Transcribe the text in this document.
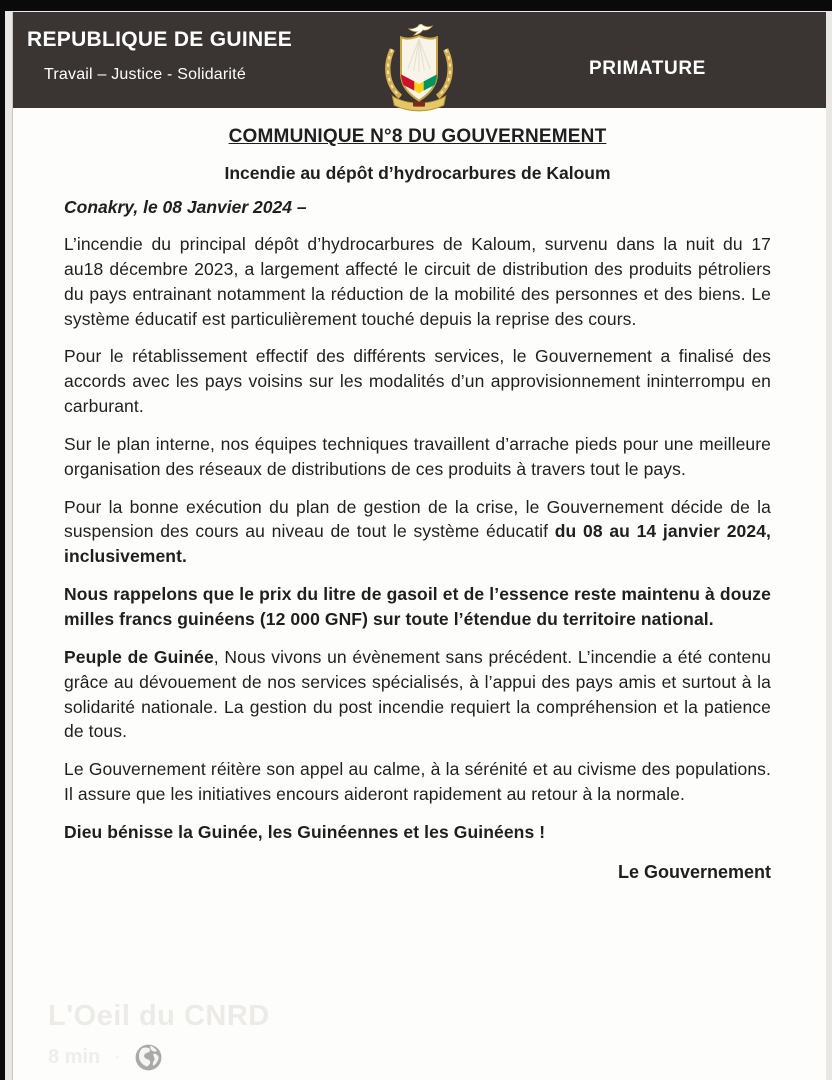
REPUBLIQUE DE GUINEE
Travail – Justice - Solidarité	PRIMATURE
COMMUNIQUE N°8 DU GOUVERNEMENT
Incendie au dépôt d’hydrocarbures de Kaloum

Conakry, le 08 Janvier 2024 –

L’incendie du principal dépôt d’hydrocarbures de Kaloum, survenu dans la nuit du 17 au18 décembre 2023, a largement affecté le circuit de distribution des produits pétroliers du pays entrainant notamment la réduction de la mobilité des personnes et des biens. Le système éducatif est particulièrement touché depuis la reprise des cours.

Pour le rétablissement effectif des différents services, le Gouvernement a finalisé des accords avec les pays voisins sur les modalités d’un approvisionnement ininterrompu en carburant.

Sur le plan interne, nos équipes techniques travaillent d’arrache pieds pour une meilleure organisation des réseaux de distributions de ces produits à travers tout le pays.

Pour la bonne exécution du plan de gestion de la crise, le Gouvernement décide de la suspension des cours au niveau de tout le système éducatif du 08 au 14 janvier 2024, inclusivement.

Nous rappelons que le prix du litre de gasoil et de l’essence reste maintenu à douze milles francs guinéens (12 000 GNF) sur toute l’étendue du territoire national.

Peuple de Guinée, Nous vivons un évènement sans précédent. L’incendie a été contenu grâce au dévouement de nos services spécialisés, à l’appui des pays amis et surtout à la solidarité nationale. La gestion du post incendie requiert la compréhension et la patience de tous.

Le Gouvernement réitère son appel au calme, à la sérénité et au civisme des populations. Il assure que les initiatives encours aideront rapidement au retour à la normale.

Dieu bénisse la Guinée, les Guinéennes et les Guinéens !

Le Gouvernement

L'Oeil du CNRD
8 min ·
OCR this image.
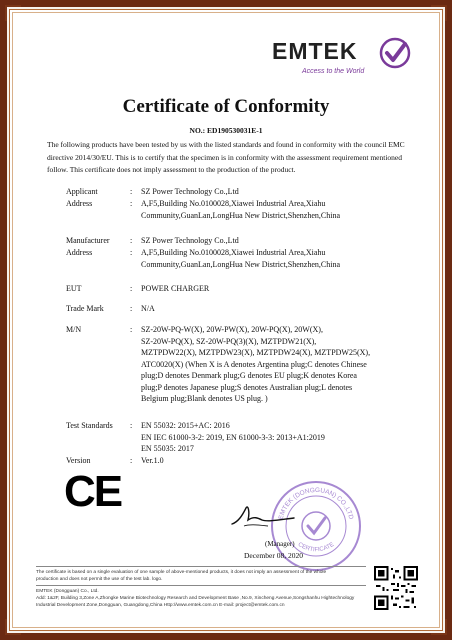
EMTEK
Access to the World
Certificate of Conformity
NO.: ED190530031E-1
The following products have been tested by us with the listed standards and found in conformity with the council EMC directive 2014/30/EU. This is to certify that the specimen is in conformity with the assessment requirement mentioned follow. This certificate does not imply assessment to the production of the product.
Applicant	: SZ Power Technology Co.,Ltd
Address	: A,F5,Building No.0100028,Xiawei Industrial Area,Xiahu
Community,GuanLan,LongHua New District,Shenzhen,China
Manufacturer	: SZ Power Technology Co.,Ltd
Address	: A,F5,Building No.0100028,Xiawei Industrial Area,Xiahu
Community,GuanLan,LongHua New District,Shenzhen,China
EUT	: POWER CHARGER
Trade Mark	: N/A
M/N	: SZ-20W-PQ-W(X), 20W-PW(X), 20W-PQ(X), 20W(X),
SZ-20W-PQ(X), SZ-20W-PQ(3)(X), MZTPDW21(X),
MZTPDW22(X), MZTPDW23(X), MZTPDW24(X), MZTPDW25(X),
ATC0020(X) (When X is A denotes Argentina plug;C denotes Chinese
plug;D denotes Denmark plug;G denotes EU plug;K denotes Korea
plug;P denotes Japanese plug;S denotes Australian plug;L denotes
Belgium plug;Blank denotes US plug. )
Test Standards : EN 55032: 2015+AC: 2016
EN IEC 61000-3-2: 2019, EN 61000-3-3: 2013+A1:2019
EN 55035: 2017
Version	: Ver.1.0
CE
EMTEK (DONGGUAN) CO.,LTD
CERTIFICATE
(Manager)
December 08, 2020
The certificate is based on a single evaluation of one sample of above-mentioned products, it does not imply an assessment of the whole
production and does not permit the use of the test lab. logo.
EMTEK (Dongguan) Co., Ltd.
Add: 1&2F, Building 3,Zone A,Zhongke Marine Biotechnology Research and Development Base ,No.9, Xincheng Avenue,Songshanhu Hightechnology
Industrial Development Zone,Dongguan, Guangdong,China Http://www.emtek.com.cn E-mail: project@emtek.com.cn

☆ ☆ ☆ ☆ ☆

• _WRITTEN TASK_
Your task is to copy the entries in full and exactly, without any images.

• _WRITTEN ANSWER_
Transcribe the text in this document.
REPUBLIQUE DE GUINEE
Travail – Justice - Solidarité	PRIMATURE
COMMUNIQUE N°8 DU GOUVERNEMENT
Incendie au dépôt d’hydrocarbures de Kaloum

Conakry, le 08 Janvier 2024 –

L’incendie du principal dépôt d’hydrocarbures de Kaloum, survenu dans la nuit du 17 au18 décembre 2023, a largement affecté le circuit de distribution des produits pétroliers du pays entrainant notamment la réduction de la mobilité des personnes et des biens. Le système éducatif est particulièrement touché depuis la reprise des cours.

Pour le rétablissement effectif des différents services, le Gouvernement a finalisé des accords avec les pays voisins sur les modalités d’un approvisionnement ininterrompu en carburant.

Sur le plan interne, nos équipes techniques travaillent d’arrache pieds pour une meilleure organisation des réseaux de distributions de ces produits à travers tout le pays.

Pour la bonne exécution du plan de gestion de la crise, le Gouvernement décide de la suspension des cours au niveau de tout le système éducatif du 08 au 14 janvier 2024, inclusivement.

Nous rappelons que le prix du litre de gasoil et de l’essence reste maintenu à douze milles francs guinéens (12 000 GNF) sur toute l’étendue du territoire national.

Peuple de Guinée, Nous vivons un évènement sans précédent. L’incendie a été contenu grâce au dévouement de nos services spécialisés, à l’appui des pays amis et surtout à la solidarité nationale. La gestion du post incendie requiert la compréhension et la patience de tous.

Le Gouvernement réitère son appel au calme, à la sérénité et au civisme des populations. Il assure que les initiatives encours aideront rapidement au retour à la normale.

Dieu bénisse la Guinée, les Guinéennes et les Guinéens !

Le Gouvernement

L'Oeil du CNRD
8 min ·
OCR this image.
EMTEK
Access to the World
Certificate of Conformity
NO.: ED190530031E-1
The following products have been tested by us with the listed standards and found in conformity with the council EMC directive 2014/30/EU. This is to certify that the specimen is in conformity with the assessment requirement mentioned follow. This certificate does not imply assessment to the production of the product.
Applicant	: SZ Power Technology Co.,Ltd
Address	: A,F5,Building No.0100028,Xiawei Industrial Area,Xiahu
Community,GuanLan,LongHua New District,Shenzhen,China
Manufacturer	: SZ Power Technology Co.,Ltd
Address	: A,F5,Building No.0100028,Xiawei Industrial Area,Xiahu
Community,GuanLan,LongHua New District,Shenzhen,China
EUT	: POWER CHARGER
Trade Mark	: N/A
M/N	: SZ-20W-PQ-W(X), 20W-PW(X), 20W-PQ(X), 20W(X),
SZ-20W-PQ(X), SZ-20W-PQ(3)(X), MZTPDW21(X),
MZTPDW22(X), MZTPDW23(X), MZTPDW24(X), MZTPDW25(X),
ATC0020(X) (When X is A denotes Argentina plug;C denotes Chinese
plug;D denotes Denmark plug;G denotes EU plug;K denotes Korea
plug;P denotes Japanese plug;S denotes Australian plug;L denotes
Belgium plug;Blank denotes US plug. )
Test Standards : EN 55032: 2015+AC: 2016
EN IEC 61000-3-2: 2019, EN 61000-3-3: 2013+A1:2019
EN 55035: 2017
Version	: Ver.1.0
CE
EMTEK (DONGGUAN) CO.,LTD
CERTIFICATE
(Manager)
December 08, 2020
The certificate is based on a single evaluation of one sample of above-mentioned products, it does not imply an assessment of the whole
production and does not permit the use of the test lab. logo.
EMTEK (Dongguan) Co., Ltd.
Add: 1&2F, Building 3,Zone A,Zhongke Marine Biotechnology Research and Development Base ,No.9, Xincheng Avenue,Songshanhu Hightechnology
Industrial Development Zone,Dongguan, Guangdong,China Http://www.emtek.com.cn E-mail: project@emtek.com.cn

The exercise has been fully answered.